*OBJECTIVE*
Would you transcribe the listing that follows, character for character, and omit its images?

*TASK INPUT*
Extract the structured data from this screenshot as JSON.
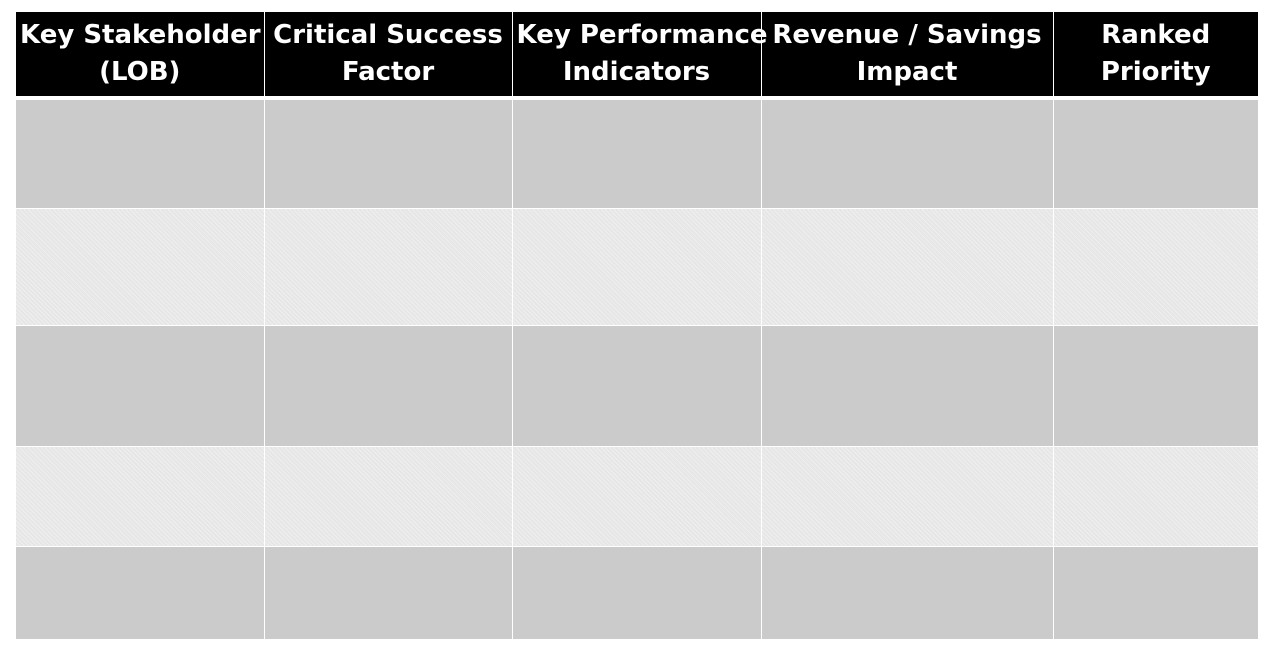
{
  "table": {
    "headers": [
      "Key Stakeholder\n(LOB)",
      "Critical Success\nFactor",
      "Key Performance\nIndicators",
      "Revenue / Savings\nImpact",
      "Ranked\nPriority"
    ],
    "rows": [
      [
        "",
        "",
        "",
        "",
        ""
      ],
      [
        "",
        "",
        "",
        "",
        ""
      ],
      [
        "",
        "",
        "",
        "",
        ""
      ],
      [
        "",
        "",
        "",
        "",
        ""
      ],
      [
        "",
        "",
        "",
        "",
        ""
      ]
    ]
  },
  "colors": {
    "header_bg": "#000000",
    "header_text": "#ffffff",
    "row_dark": "#cbcbcb",
    "row_light": "#e6e6e6"
  }
}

*WRITTEN RESPONSE*
Extract the structured data from this screenshot as JSON.
{
  "table": {
    "headers": [
      "Key Stakeholder\n(LOB)",
      "Critical Success\nFactor",
      "Key Performance\nIndicators",
      "Revenue / Savings\nImpact",
      "Ranked\nPriority"
    ],
    "rows": [
      [
        "",
        "",
        "",
        "",
        ""
      ],
      [
        "",
        "",
        "",
        "",
        ""
      ],
      [
        "",
        "",
        "",
        "",
        ""
      ],
      [
        "",
        "",
        "",
        "",
        ""
      ],
      [
        "",
        "",
        "",
        "",
        ""
      ]
    ]
  },
  "colors": {
    "header_bg": "#000000",
    "header_text": "#ffffff",
    "row_dark": "#cbcbcb",
    "row_light": "#e6e6e6"
  }
}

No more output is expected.